YOUR GOAL: Reproduce the listing word for word. Skip any image.

RECORDS FOR PROCESSING:
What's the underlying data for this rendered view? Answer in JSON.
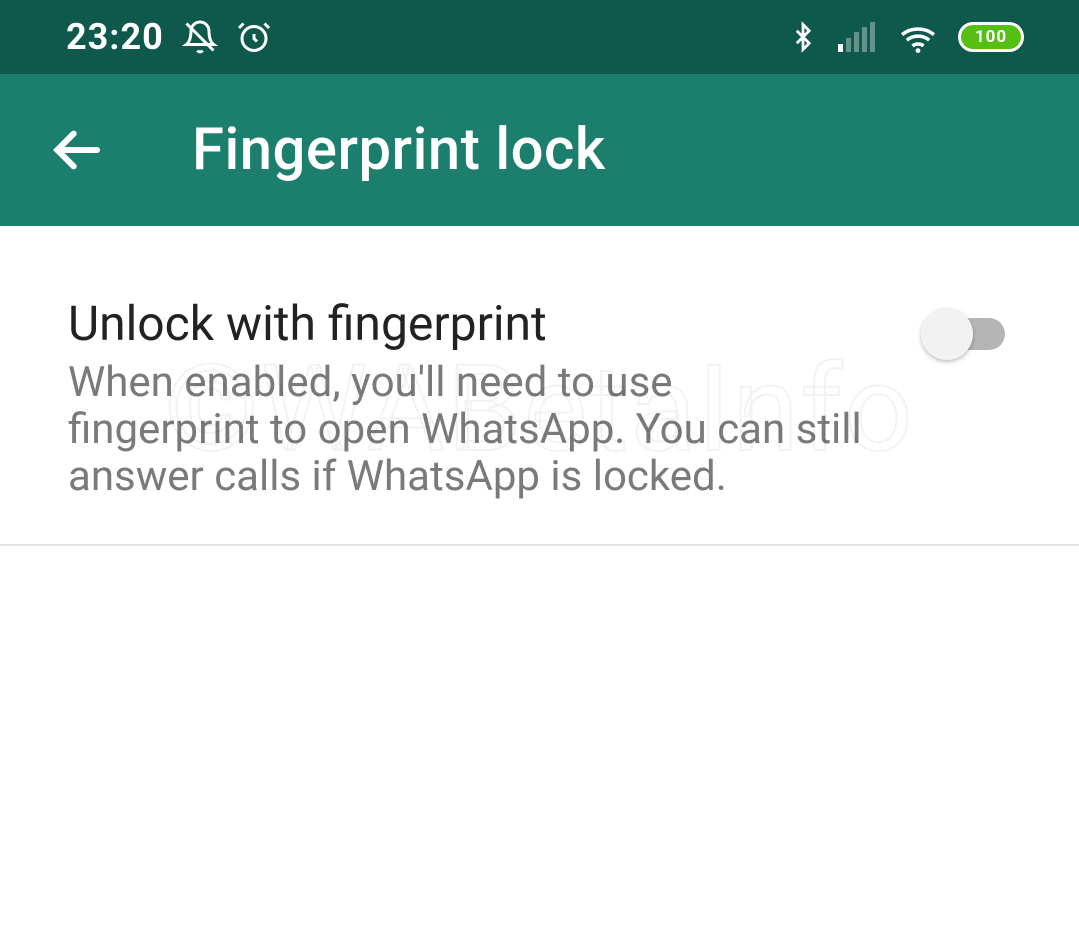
{
  "status": {
    "time": "23:20",
    "battery": "100"
  },
  "appbar": {
    "title": "Fingerprint lock"
  },
  "setting": {
    "title": "Unlock with fingerprint",
    "description": "When enabled, you'll need to use fingerprint to open WhatsApp. You can still answer calls if WhatsApp is locked.",
    "enabled": false
  },
  "watermark": "©WABetaInfo"
}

ANSWER:
What's the underlying data for this rendered view? Answer in JSON.
{
  "status": {
    "time": "23:20",
    "battery": "100"
  },
  "appbar": {
    "title": "Fingerprint lock"
  },
  "setting": {
    "title": "Unlock with fingerprint",
    "description": "When enabled, you'll need to use fingerprint to open WhatsApp. You can still answer calls if WhatsApp is locked.",
    "enabled": false
  },
  "watermark": "©WABetaInfo"
}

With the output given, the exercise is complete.